◆ WHAT IS BEING ASKED ◆
Make an exact copy of the entries below.

◆ STORED RECORDS ◆
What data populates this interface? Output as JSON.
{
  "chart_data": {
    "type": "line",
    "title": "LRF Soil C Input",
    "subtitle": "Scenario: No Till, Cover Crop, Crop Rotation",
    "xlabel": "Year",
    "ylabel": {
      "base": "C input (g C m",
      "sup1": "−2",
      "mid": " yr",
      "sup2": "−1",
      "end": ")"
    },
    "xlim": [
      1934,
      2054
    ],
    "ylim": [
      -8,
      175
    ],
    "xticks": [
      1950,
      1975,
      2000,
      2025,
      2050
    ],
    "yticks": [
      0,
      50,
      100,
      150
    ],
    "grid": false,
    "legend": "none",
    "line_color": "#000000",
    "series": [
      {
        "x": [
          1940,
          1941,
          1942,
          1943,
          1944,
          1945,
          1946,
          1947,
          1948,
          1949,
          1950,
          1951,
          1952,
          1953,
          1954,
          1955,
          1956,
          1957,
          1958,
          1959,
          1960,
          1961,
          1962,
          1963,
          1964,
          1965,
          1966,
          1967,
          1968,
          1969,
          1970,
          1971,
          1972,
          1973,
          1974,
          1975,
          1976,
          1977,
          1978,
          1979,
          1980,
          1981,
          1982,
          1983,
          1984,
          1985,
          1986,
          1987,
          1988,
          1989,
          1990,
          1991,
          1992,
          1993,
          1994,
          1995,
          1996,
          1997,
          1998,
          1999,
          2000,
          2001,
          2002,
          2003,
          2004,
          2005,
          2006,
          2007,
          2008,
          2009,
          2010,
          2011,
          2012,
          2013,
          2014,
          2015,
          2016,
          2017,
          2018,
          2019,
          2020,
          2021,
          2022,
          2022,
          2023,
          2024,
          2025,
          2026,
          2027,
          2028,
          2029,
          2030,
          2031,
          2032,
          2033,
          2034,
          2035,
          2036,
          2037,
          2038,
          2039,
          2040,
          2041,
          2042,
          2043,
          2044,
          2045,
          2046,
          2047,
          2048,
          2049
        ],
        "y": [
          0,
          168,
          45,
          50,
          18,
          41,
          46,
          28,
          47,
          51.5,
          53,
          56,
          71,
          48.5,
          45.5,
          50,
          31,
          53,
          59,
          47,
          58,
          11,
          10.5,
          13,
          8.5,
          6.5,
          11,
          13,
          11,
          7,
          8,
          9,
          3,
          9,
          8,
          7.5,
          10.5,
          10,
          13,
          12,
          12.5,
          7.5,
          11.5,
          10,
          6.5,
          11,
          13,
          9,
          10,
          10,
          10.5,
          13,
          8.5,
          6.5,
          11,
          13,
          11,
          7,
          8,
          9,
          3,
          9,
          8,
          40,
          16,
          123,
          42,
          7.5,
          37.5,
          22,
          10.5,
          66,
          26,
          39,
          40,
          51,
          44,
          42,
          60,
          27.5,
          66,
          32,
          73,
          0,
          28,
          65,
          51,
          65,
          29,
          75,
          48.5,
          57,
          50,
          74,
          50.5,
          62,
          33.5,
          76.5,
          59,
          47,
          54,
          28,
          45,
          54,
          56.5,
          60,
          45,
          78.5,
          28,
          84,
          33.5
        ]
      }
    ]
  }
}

◆ OUTPUT BELOW ◆
What data populates this interface? Output as JSON.
{
  "chart_data": {
    "type": "line",
    "title": "LRF Soil C Input",
    "subtitle": "Scenario: No Till, Cover Crop, Crop Rotation",
    "xlabel": "Year",
    "ylabel": {
      "base": "C input (g C m",
      "sup1": "−2",
      "mid": " yr",
      "sup2": "−1",
      "end": ")"
    },
    "xlim": [
      1934,
      2054
    ],
    "ylim": [
      -8,
      175
    ],
    "xticks": [
      1950,
      1975,
      2000,
      2025,
      2050
    ],
    "yticks": [
      0,
      50,
      100,
      150
    ],
    "grid": false,
    "legend": "none",
    "line_color": "#000000",
    "series": [
      {
        "x": [
          1940,
          1941,
          1942,
          1943,
          1944,
          1945,
          1946,
          1947,
          1948,
          1949,
          1950,
          1951,
          1952,
          1953,
          1954,
          1955,
          1956,
          1957,
          1958,
          1959,
          1960,
          1961,
          1962,
          1963,
          1964,
          1965,
          1966,
          1967,
          1968,
          1969,
          1970,
          1971,
          1972,
          1973,
          1974,
          1975,
          1976,
          1977,
          1978,
          1979,
          1980,
          1981,
          1982,
          1983,
          1984,
          1985,
          1986,
          1987,
          1988,
          1989,
          1990,
          1991,
          1992,
          1993,
          1994,
          1995,
          1996,
          1997,
          1998,
          1999,
          2000,
          2001,
          2002,
          2003,
          2004,
          2005,
          2006,
          2007,
          2008,
          2009,
          2010,
          2011,
          2012,
          2013,
          2014,
          2015,
          2016,
          2017,
          2018,
          2019,
          2020,
          2021,
          2022,
          2022,
          2023,
          2024,
          2025,
          2026,
          2027,
          2028,
          2029,
          2030,
          2031,
          2032,
          2033,
          2034,
          2035,
          2036,
          2037,
          2038,
          2039,
          2040,
          2041,
          2042,
          2043,
          2044,
          2045,
          2046,
          2047,
          2048,
          2049
        ],
        "y": [
          0,
          168,
          45,
          50,
          18,
          41,
          46,
          28,
          47,
          51.5,
          53,
          56,
          71,
          48.5,
          45.5,
          50,
          31,
          53,
          59,
          47,
          58,
          11,
          10.5,
          13,
          8.5,
          6.5,
          11,
          13,
          11,
          7,
          8,
          9,
          3,
          9,
          8,
          7.5,
          10.5,
          10,
          13,
          12,
          12.5,
          7.5,
          11.5,
          10,
          6.5,
          11,
          13,
          9,
          10,
          10,
          10.5,
          13,
          8.5,
          6.5,
          11,
          13,
          11,
          7,
          8,
          9,
          3,
          9,
          8,
          40,
          16,
          123,
          42,
          7.5,
          37.5,
          22,
          10.5,
          66,
          26,
          39,
          40,
          51,
          44,
          42,
          60,
          27.5,
          66,
          32,
          73,
          0,
          28,
          65,
          51,
          65,
          29,
          75,
          48.5,
          57,
          50,
          74,
          50.5,
          62,
          33.5,
          76.5,
          59,
          47,
          54,
          28,
          45,
          54,
          56.5,
          60,
          45,
          78.5,
          28,
          84,
          33.5
        ]
      }
    ]
  }
}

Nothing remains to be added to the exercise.